Can you write out all of the material below, word for word?

[start THE RECORDS]

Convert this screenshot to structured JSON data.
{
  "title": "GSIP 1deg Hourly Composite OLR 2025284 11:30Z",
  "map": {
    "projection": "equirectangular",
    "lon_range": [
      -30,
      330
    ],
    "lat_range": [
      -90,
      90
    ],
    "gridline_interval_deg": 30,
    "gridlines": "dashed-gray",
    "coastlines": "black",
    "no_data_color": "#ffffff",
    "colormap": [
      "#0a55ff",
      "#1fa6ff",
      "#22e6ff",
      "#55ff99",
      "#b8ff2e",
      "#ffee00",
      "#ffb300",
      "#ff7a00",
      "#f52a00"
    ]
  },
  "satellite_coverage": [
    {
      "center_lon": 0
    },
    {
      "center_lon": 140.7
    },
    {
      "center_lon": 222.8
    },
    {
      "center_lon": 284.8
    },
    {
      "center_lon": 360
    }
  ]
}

[end THE RECORDS]

> [COMPLETED TASK]:
Convert this screenshot to structured JSON data.
{
  "title": "GSIP 1deg Hourly Composite OLR 2025284 11:30Z",
  "map": {
    "projection": "equirectangular",
    "lon_range": [
      -30,
      330
    ],
    "lat_range": [
      -90,
      90
    ],
    "gridline_interval_deg": 30,
    "gridlines": "dashed-gray",
    "coastlines": "black",
    "no_data_color": "#ffffff",
    "colormap": [
      "#0a55ff",
      "#1fa6ff",
      "#22e6ff",
      "#55ff99",
      "#b8ff2e",
      "#ffee00",
      "#ffb300",
      "#ff7a00",
      "#f52a00"
    ]
  },
  "satellite_coverage": [
    {
      "center_lon": 0
    },
    {
      "center_lon": 140.7
    },
    {
      "center_lon": 222.8
    },
    {
      "center_lon": 284.8
    },
    {
      "center_lon": 360
    }
  ]
}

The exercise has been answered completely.